----- Supplied material -----

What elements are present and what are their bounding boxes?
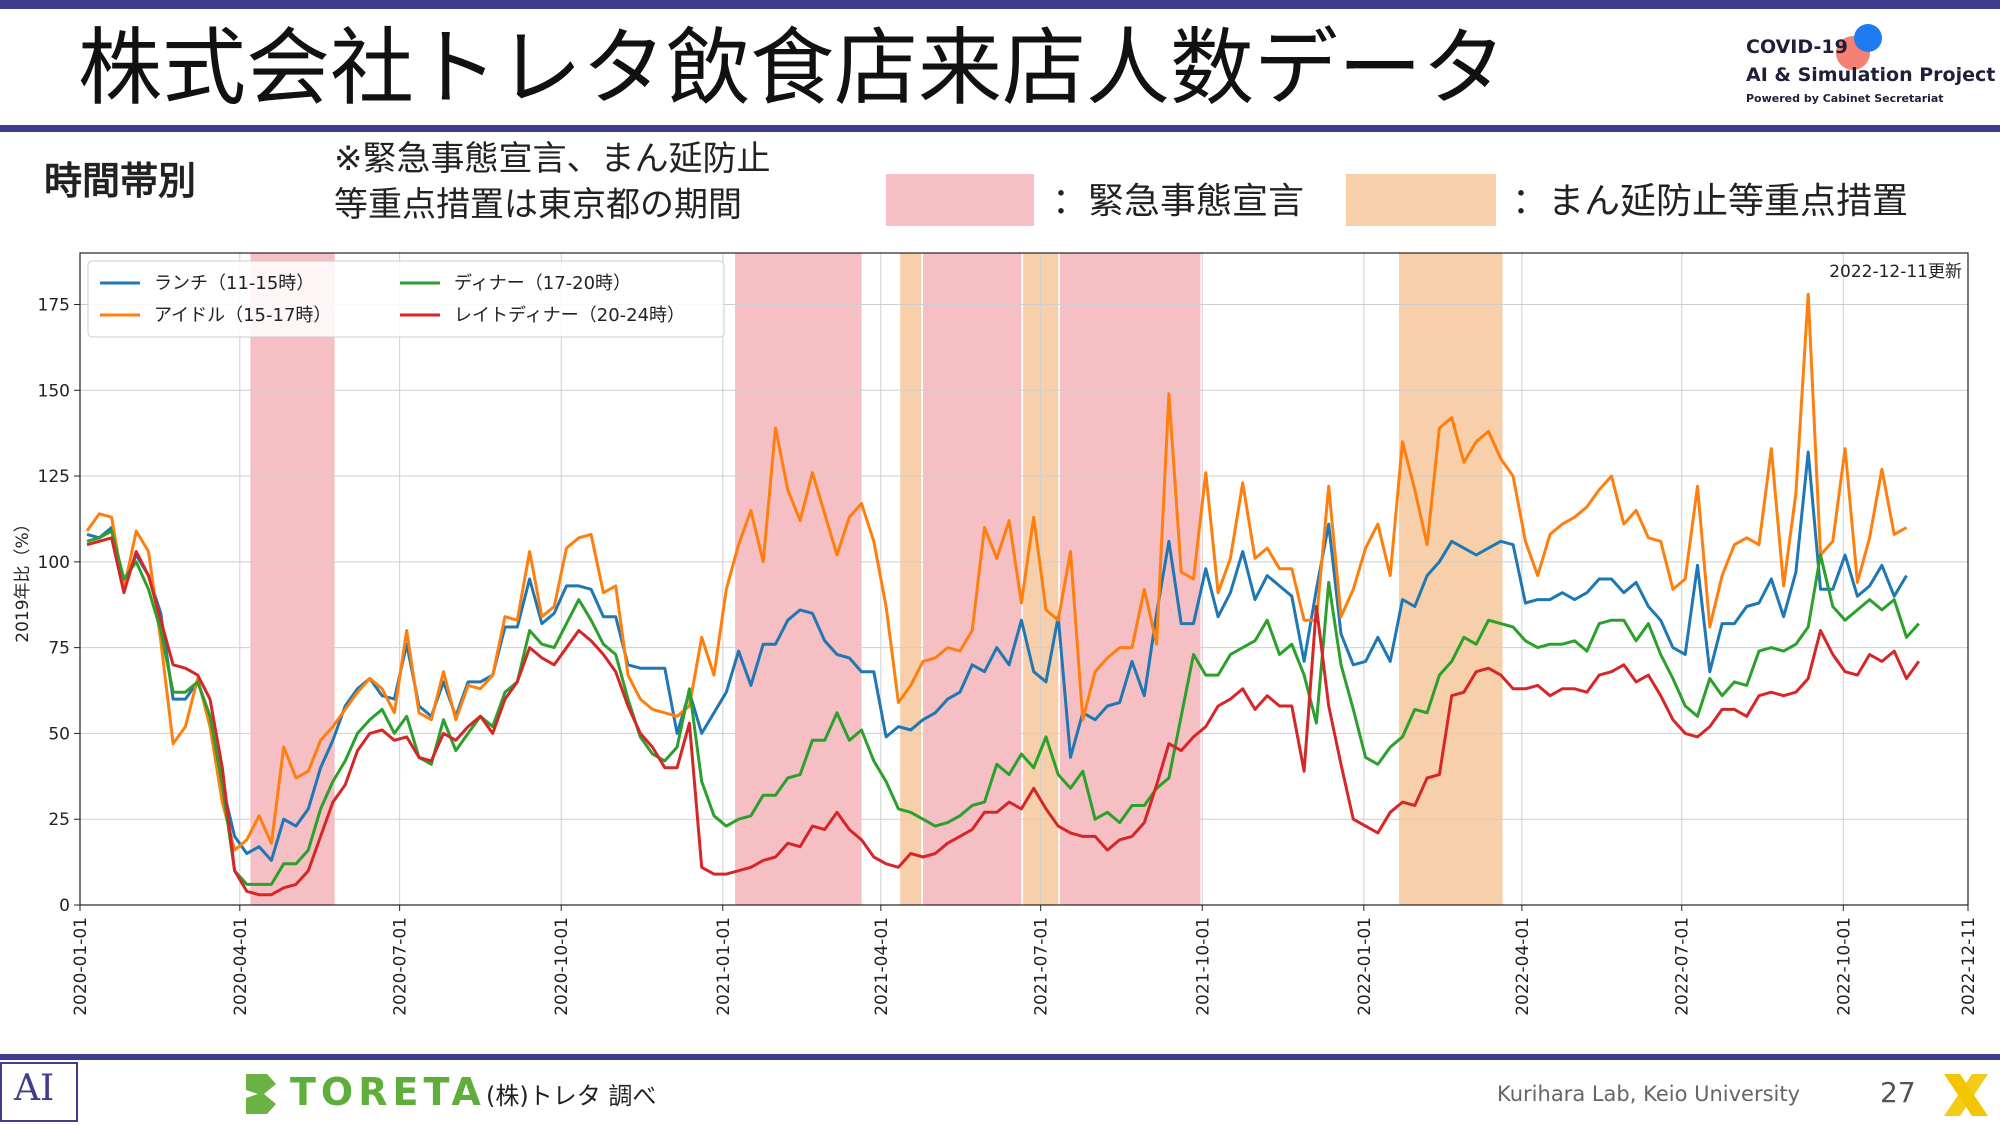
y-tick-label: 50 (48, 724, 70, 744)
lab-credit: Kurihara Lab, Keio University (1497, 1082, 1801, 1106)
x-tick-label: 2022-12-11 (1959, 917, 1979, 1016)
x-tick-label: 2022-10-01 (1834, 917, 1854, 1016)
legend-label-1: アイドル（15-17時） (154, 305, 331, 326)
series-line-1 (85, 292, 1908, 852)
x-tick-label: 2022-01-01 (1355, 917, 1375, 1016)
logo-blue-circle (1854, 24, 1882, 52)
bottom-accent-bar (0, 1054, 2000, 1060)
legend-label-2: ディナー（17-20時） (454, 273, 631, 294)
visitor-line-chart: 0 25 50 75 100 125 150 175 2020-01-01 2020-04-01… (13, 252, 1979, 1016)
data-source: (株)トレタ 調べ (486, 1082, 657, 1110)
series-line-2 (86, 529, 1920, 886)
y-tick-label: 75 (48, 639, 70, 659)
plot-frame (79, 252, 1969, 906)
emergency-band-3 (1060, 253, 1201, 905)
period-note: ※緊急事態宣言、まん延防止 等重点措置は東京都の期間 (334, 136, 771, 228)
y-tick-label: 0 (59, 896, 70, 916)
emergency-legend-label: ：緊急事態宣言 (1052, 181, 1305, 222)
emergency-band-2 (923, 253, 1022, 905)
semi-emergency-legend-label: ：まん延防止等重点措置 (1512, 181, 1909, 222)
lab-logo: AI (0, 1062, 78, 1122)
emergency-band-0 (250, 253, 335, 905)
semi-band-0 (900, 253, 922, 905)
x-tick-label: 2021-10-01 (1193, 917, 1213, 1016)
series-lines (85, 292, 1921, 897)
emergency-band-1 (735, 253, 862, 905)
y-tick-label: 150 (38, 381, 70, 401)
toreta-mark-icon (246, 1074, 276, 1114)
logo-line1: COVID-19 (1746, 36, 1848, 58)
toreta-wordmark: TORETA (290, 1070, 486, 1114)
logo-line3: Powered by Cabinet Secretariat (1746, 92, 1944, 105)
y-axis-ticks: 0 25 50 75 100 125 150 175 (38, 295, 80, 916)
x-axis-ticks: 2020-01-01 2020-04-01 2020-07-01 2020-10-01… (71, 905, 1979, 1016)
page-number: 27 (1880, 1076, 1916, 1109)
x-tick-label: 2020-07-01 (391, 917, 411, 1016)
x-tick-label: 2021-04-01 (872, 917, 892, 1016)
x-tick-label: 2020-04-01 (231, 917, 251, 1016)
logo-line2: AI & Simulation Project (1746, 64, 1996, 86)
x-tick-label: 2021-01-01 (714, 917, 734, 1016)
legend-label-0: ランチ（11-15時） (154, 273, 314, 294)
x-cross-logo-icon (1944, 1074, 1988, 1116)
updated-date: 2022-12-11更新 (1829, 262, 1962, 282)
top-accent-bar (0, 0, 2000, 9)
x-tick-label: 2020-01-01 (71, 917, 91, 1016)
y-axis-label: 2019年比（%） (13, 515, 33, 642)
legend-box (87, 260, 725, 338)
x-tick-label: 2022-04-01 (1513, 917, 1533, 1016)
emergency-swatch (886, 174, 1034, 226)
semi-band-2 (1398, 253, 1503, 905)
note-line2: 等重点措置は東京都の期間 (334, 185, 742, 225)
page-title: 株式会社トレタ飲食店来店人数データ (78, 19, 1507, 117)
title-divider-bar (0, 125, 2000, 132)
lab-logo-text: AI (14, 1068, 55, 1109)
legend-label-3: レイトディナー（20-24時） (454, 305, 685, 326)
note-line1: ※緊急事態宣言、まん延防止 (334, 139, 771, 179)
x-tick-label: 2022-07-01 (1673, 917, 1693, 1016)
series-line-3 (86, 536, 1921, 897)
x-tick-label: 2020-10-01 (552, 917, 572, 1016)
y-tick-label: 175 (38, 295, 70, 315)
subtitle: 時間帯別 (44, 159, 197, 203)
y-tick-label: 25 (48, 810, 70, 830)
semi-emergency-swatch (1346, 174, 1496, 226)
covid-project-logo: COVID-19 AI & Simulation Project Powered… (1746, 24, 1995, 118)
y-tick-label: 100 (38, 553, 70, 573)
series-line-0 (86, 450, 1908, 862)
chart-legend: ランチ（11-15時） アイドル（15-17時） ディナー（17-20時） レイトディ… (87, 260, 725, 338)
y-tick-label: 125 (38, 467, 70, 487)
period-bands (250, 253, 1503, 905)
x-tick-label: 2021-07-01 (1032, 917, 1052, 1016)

-----
----- Supplied material -----

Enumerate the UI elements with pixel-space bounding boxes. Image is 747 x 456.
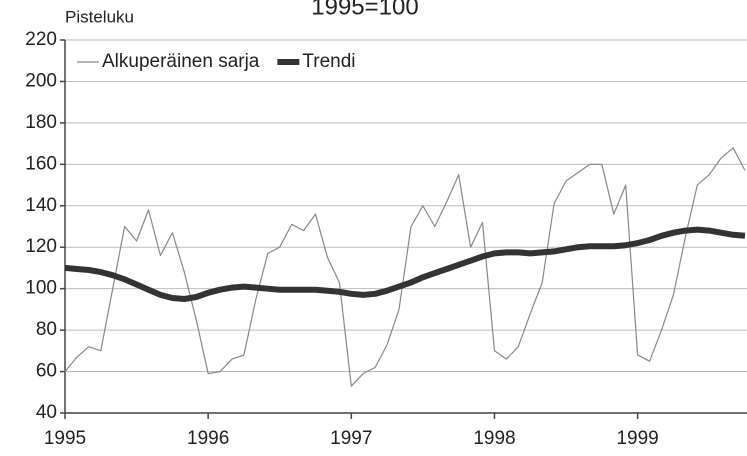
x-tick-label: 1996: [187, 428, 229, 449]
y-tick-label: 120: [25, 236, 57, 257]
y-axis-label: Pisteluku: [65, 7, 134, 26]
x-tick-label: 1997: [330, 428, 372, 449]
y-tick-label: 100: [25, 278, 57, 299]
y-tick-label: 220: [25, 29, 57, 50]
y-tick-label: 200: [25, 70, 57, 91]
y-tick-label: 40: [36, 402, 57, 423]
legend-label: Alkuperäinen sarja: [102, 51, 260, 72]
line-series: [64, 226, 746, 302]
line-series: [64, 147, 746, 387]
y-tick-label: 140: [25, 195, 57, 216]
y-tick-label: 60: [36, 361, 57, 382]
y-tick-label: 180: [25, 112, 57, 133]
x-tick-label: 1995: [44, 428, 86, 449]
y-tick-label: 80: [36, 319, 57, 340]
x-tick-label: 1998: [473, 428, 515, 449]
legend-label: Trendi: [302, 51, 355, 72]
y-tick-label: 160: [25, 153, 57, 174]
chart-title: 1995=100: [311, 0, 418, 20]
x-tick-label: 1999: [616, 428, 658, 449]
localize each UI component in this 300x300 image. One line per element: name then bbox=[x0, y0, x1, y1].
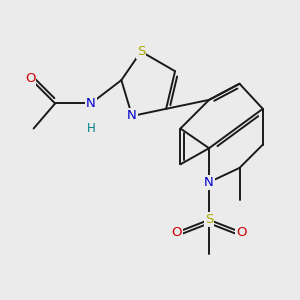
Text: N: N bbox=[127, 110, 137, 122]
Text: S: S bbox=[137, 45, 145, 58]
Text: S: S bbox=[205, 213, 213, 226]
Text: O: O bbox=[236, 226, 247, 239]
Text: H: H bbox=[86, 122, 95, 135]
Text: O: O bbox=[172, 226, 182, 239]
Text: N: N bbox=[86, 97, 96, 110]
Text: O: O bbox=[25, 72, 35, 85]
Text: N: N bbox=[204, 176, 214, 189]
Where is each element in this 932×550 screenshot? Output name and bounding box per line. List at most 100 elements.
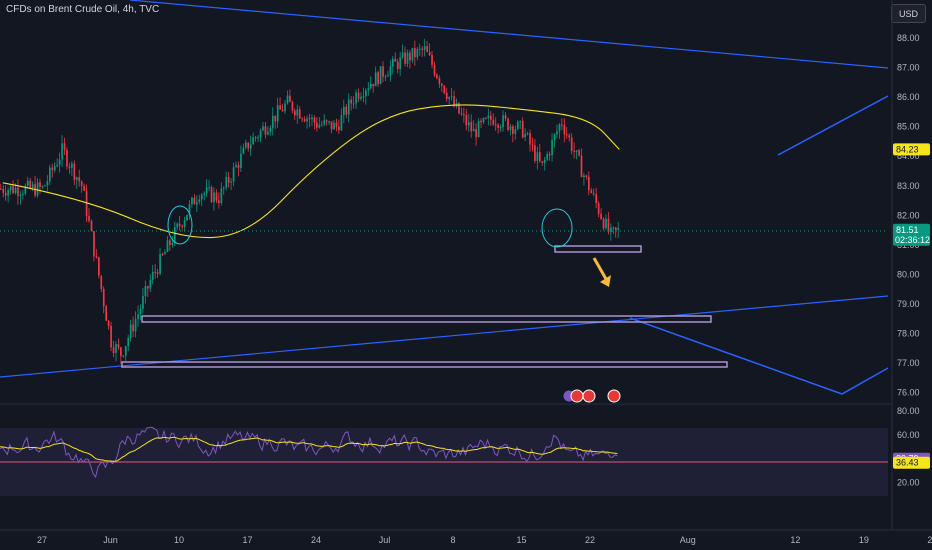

-----

• **Given task**
Return every line in the entries above that contains the word "bounding", matching its case exactly.

• **The response**
What elements are present and what are their bounding boxes?
Enumerate the UI elements with pixel-space bounding boxes. Image is 747 x 456.
Where is each element in this 932×550 screenshot? Output name and bounding box per line. List at most 100 elements.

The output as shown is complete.